Start of Information shown
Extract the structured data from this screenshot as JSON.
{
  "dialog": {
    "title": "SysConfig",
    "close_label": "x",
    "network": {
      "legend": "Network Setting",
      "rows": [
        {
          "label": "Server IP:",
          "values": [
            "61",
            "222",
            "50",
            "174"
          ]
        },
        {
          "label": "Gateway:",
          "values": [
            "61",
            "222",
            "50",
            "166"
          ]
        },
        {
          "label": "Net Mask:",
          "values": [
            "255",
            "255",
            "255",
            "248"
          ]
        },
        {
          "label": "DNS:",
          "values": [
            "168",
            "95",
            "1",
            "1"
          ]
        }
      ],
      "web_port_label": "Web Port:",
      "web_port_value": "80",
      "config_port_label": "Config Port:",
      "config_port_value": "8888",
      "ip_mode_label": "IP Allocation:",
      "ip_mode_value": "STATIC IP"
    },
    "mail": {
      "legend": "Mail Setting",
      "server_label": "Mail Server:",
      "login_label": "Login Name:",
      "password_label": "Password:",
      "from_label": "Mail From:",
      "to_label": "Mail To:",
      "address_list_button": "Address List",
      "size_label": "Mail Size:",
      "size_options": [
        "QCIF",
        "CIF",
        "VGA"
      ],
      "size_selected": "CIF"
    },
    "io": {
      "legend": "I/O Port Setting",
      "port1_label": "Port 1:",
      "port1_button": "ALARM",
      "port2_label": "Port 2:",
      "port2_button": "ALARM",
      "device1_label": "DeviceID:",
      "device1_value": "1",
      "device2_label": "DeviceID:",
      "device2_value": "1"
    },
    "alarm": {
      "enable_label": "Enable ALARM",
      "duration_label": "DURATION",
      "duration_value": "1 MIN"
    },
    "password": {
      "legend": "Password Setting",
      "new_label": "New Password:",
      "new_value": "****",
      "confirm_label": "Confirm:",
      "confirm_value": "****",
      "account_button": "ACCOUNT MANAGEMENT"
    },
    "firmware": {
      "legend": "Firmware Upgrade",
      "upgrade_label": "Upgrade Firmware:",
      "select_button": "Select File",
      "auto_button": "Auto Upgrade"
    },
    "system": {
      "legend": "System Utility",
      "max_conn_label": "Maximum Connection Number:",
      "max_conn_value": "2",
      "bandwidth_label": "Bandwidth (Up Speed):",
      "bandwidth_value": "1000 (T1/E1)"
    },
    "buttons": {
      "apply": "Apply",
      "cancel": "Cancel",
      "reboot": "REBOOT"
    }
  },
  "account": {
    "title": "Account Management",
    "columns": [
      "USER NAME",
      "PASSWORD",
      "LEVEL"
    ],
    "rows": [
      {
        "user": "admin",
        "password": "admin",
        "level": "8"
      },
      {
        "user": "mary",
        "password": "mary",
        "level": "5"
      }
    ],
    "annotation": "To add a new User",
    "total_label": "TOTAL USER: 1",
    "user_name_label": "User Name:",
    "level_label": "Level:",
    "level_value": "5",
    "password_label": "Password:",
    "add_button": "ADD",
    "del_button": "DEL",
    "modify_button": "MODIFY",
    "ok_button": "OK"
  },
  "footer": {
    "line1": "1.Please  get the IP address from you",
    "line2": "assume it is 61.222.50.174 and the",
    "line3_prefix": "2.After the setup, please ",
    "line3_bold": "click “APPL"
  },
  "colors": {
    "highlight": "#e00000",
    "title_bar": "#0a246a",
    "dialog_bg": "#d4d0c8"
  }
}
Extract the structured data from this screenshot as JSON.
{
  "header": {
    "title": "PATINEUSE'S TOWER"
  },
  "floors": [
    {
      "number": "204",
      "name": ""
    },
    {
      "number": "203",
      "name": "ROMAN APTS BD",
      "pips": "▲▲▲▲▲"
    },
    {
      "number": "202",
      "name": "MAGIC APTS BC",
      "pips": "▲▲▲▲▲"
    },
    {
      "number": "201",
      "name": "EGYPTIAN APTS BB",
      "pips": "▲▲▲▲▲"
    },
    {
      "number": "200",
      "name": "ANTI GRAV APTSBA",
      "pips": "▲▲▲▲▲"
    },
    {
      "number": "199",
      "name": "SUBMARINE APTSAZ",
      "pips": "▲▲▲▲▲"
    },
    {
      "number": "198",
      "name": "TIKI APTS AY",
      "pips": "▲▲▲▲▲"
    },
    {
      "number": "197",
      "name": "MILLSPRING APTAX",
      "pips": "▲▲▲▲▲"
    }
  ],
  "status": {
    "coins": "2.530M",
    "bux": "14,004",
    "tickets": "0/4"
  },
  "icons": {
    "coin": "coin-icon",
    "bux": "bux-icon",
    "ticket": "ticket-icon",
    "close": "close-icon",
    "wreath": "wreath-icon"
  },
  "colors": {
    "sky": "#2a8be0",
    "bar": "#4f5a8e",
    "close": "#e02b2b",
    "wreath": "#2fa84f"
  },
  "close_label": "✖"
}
End of Information shown
* [Aim]
Write the data from above out again, exactly.

* [Answer to this exercise]
Extract the structured data from this screenshot as JSON.
{
  "dialog": {
    "title": "SysConfig",
    "close_label": "x",
    "network": {
      "legend": "Network Setting",
      "rows": [
        {
          "label": "Server IP:",
          "values": [
            "61",
            "222",
            "50",
            "174"
          ]
        },
        {
          "label": "Gateway:",
          "values": [
            "61",
            "222",
            "50",
            "166"
          ]
        },
        {
          "label": "Net Mask:",
          "values": [
            "255",
            "255",
            "255",
            "248"
          ]
        },
        {
          "label": "DNS:",
          "values": [
            "168",
            "95",
            "1",
            "1"
          ]
        }
      ],
      "web_port_label": "Web Port:",
      "web_port_value": "80",
      "config_port_label": "Config Port:",
      "config_port_value": "8888",
      "ip_mode_label": "IP Allocation:",
      "ip_mode_value": "STATIC IP"
    },
    "mail": {
      "legend": "Mail Setting",
      "server_label": "Mail Server:",
      "login_label": "Login Name:",
      "password_label": "Password:",
      "from_label": "Mail From:",
      "to_label": "Mail To:",
      "address_list_button": "Address List",
      "size_label": "Mail Size:",
      "size_options": [
        "QCIF",
        "CIF",
        "VGA"
      ],
      "size_selected": "CIF"
    },
    "io": {
      "legend": "I/O Port Setting",
      "port1_label": "Port 1:",
      "port1_button": "ALARM",
      "port2_label": "Port 2:",
      "port2_button": "ALARM",
      "device1_label": "DeviceID:",
      "device1_value": "1",
      "device2_label": "DeviceID:",
      "device2_value": "1"
    },
    "alarm": {
      "enable_label": "Enable ALARM",
      "duration_label": "DURATION",
      "duration_value": "1 MIN"
    },
    "password": {
      "legend": "Password Setting",
      "new_label": "New Password:",
      "new_value": "****",
      "confirm_label": "Confirm:",
      "confirm_value": "****",
      "account_button": "ACCOUNT MANAGEMENT"
    },
    "firmware": {
      "legend": "Firmware Upgrade",
      "upgrade_label": "Upgrade Firmware:",
      "select_button": "Select File",
      "auto_button": "Auto Upgrade"
    },
    "system": {
      "legend": "System Utility",
      "max_conn_label": "Maximum Connection Number:",
      "max_conn_value": "2",
      "bandwidth_label": "Bandwidth (Up Speed):",
      "bandwidth_value": "1000 (T1/E1)"
    },
    "buttons": {
      "apply": "Apply",
      "cancel": "Cancel",
      "reboot": "REBOOT"
    }
  },
  "account": {
    "title": "Account Management",
    "columns": [
      "USER NAME",
      "PASSWORD",
      "LEVEL"
    ],
    "rows": [
      {
        "user": "admin",
        "password": "admin",
        "level": "8"
      },
      {
        "user": "mary",
        "password": "mary",
        "level": "5"
      }
    ],
    "annotation": "To add a new User",
    "total_label": "TOTAL USER: 1",
    "user_name_label": "User Name:",
    "level_label": "Level:",
    "level_value": "5",
    "password_label": "Password:",
    "add_button": "ADD",
    "del_button": "DEL",
    "modify_button": "MODIFY",
    "ok_button": "OK"
  },
  "footer": {
    "line1": "1.Please  get the IP address from you",
    "line2": "assume it is 61.222.50.174 and the",
    "line3_prefix": "2.After the setup, please ",
    "line3_bold": "click “APPL"
  },
  "colors": {
    "highlight": "#e00000",
    "title_bar": "#0a246a",
    "dialog_bg": "#d4d0c8"
  }
}
Extract the structured data from this screenshot as JSON.
{
  "header": {
    "title": "PATINEUSE'S TOWER"
  },
  "floors": [
    {
      "number": "204",
      "name": ""
    },
    {
      "number": "203",
      "name": "ROMAN APTS BD",
      "pips": "▲▲▲▲▲"
    },
    {
      "number": "202",
      "name": "MAGIC APTS BC",
      "pips": "▲▲▲▲▲"
    },
    {
      "number": "201",
      "name": "EGYPTIAN APTS BB",
      "pips": "▲▲▲▲▲"
    },
    {
      "number": "200",
      "name": "ANTI GRAV APTSBA",
      "pips": "▲▲▲▲▲"
    },
    {
      "number": "199",
      "name": "SUBMARINE APTSAZ",
      "pips": "▲▲▲▲▲"
    },
    {
      "number": "198",
      "name": "TIKI APTS AY",
      "pips": "▲▲▲▲▲"
    },
    {
      "number": "197",
      "name": "MILLSPRING APTAX",
      "pips": "▲▲▲▲▲"
    }
  ],
  "status": {
    "coins": "2.530M",
    "bux": "14,004",
    "tickets": "0/4"
  },
  "icons": {
    "coin": "coin-icon",
    "bux": "bux-icon",
    "ticket": "ticket-icon",
    "close": "close-icon",
    "wreath": "wreath-icon"
  },
  "colors": {
    "sky": "#2a8be0",
    "bar": "#4f5a8e",
    "close": "#e02b2b",
    "wreath": "#2fa84f"
  },
  "close_label": "✖"
}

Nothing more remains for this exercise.